** BEGIN PAGE TEXT **

Florence Tan (, born 30 June 1977) is a Malaysian actress based in Singapore. She was prominently a full-time Mediacorp artiste from 1997 to 2006 and managed by Lafeng Entertainment but continues to film on an ad-hoc basis. She left Mediacorp in 2006 to expand her career in China and Asia.

Career
Tan joined the TCS (predecessor of MediaCorp) after winning the gender category in the Star Search 1997. She made her debut in Immortal Love, opposite veterans such as Chew Chor Meng, Pan Lingling and Xiang Yun. In 1998, she was cast in the popular "wuxia" drama series The Return of the Condor Heroes (Singaporean TV series) and went on to act in several period dramas such as "The Legendary Swordsman" and The Heaven Sword and Dragon Saber (2003 TV series). Her last drama with Mediacorp was Zero to Hero 2005.

In 2006, after getting married, Tan subsequently left the industry. She relaunched her career in China after signing with Lafeng Entertainment in 2011 and earned high praise for her role as a scheming concubine in Mystery in the Palace (深宫諜影).

** END PAGE TEXT **
** BEGIN SUPPLIED DATA **

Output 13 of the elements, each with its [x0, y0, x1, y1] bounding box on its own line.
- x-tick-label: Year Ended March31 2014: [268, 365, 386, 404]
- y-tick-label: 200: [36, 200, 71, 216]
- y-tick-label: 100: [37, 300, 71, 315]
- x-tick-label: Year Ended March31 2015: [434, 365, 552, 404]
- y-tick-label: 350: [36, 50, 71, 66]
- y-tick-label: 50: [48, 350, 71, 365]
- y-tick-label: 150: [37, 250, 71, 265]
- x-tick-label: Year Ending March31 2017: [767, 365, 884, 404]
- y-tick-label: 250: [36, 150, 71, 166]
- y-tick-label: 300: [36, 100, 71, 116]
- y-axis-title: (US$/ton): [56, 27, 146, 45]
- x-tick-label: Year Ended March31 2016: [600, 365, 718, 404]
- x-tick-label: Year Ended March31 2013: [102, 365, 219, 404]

** END SUPPLIED DATA **

INSTRUCTIONS TO FOLLOW:
Answer from the Florence Tan biography:
1. What was the name of her first drama?
2. Which drama was her last with Mediacorp?
3. What role did she play in Mystery in the Palace?

TASK RESULT:
1. Immortal Love
2. Zero to Hero 2005
3. A scheming concubine